* WORK TO COMPLETE:
(1) Reproduce word for word the portion of the passage on interstellar travel between "Even as we improve" and "you were waiting.", inclusive.
(2) Using the passage on interstellar travel, answer these questions:
(a) With current technology, how many years of travel would it take to reach our nearest sun-like star?
(b) In what year did Copernicus first proclaim that the sun is the center of the solar system?
(c) In the numbered scenario, to how many years does the invention of FTL travel reduce the trip to the original destination?

* SELECTED PASSAGE:
────────────────
We can say "our nearest sun like star is only about 4 light years away" that sounds achievable and very positive. Certainly as opposed to the reality of our current technology "if we travel for 80000 years we can get to our nearest sun like star" that just sounds depressing and pointless.
Even as we improve our own ability to travel faster at what point do you start a mission ?
Currently unachievable example: Reduce travel time to our nearest star from 80000 years to 500
It's still a mission duration that if it arrived today, it would have started at the same time Copernicus first proclaimed "the sun is the center of the solar system" in 1510. So a little pointless to worry about 80000 year missions since if it were arriving today, it would left earth when the first Homo sapiens walked.
And within the 500 years it took us to arrive, progress would surely have produced a quicker way. You could essentially have developed technology that would substantially overtake your original mission while you were waiting.
1)The 500 year mission sets off, 250 years later they've reached the halfway point
2)At the same time they reached halway, some bright spark invents FTL travel reducing the travel time to the original destination to 4 years.
────────────────
* DATA EXTRACT:
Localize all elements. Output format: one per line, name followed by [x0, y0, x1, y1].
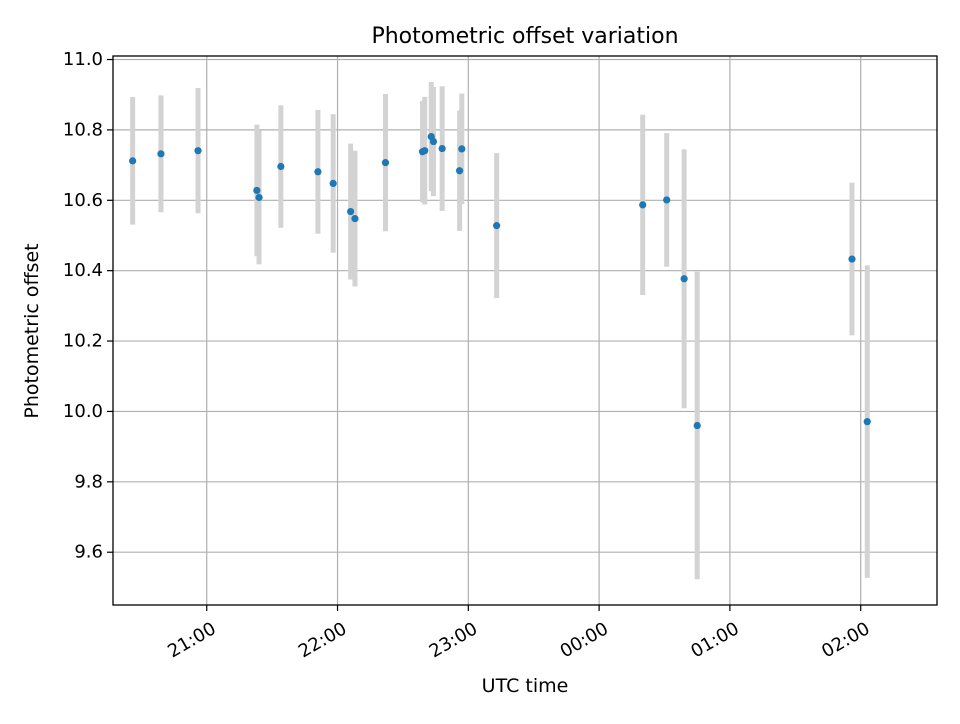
────────────────
* RESPONSES IN ORDER:
(1)
Even as we improve our own ability to travel faster at what point do you start a mission ?
Currently unachievable example: Reduce travel time to our nearest star from 80000 years to 500
It's still a mission duration that if it arrived today, it would have started at the same time Copernicus first proclaimed "the sun is the center of the solar system" in 1510. So a little pointless to worry about 80000 year missions since if it were arriving today, it would left earth when the first Homo sapiens walked.
And within the 500 years it took us to arrive, progress would surely have produced a quicker way. You could essentially have developed technology that would substantially overtake your original mission while you were waiting.

(2)
(a) 80000 years
(b) 1510
(c) 4 years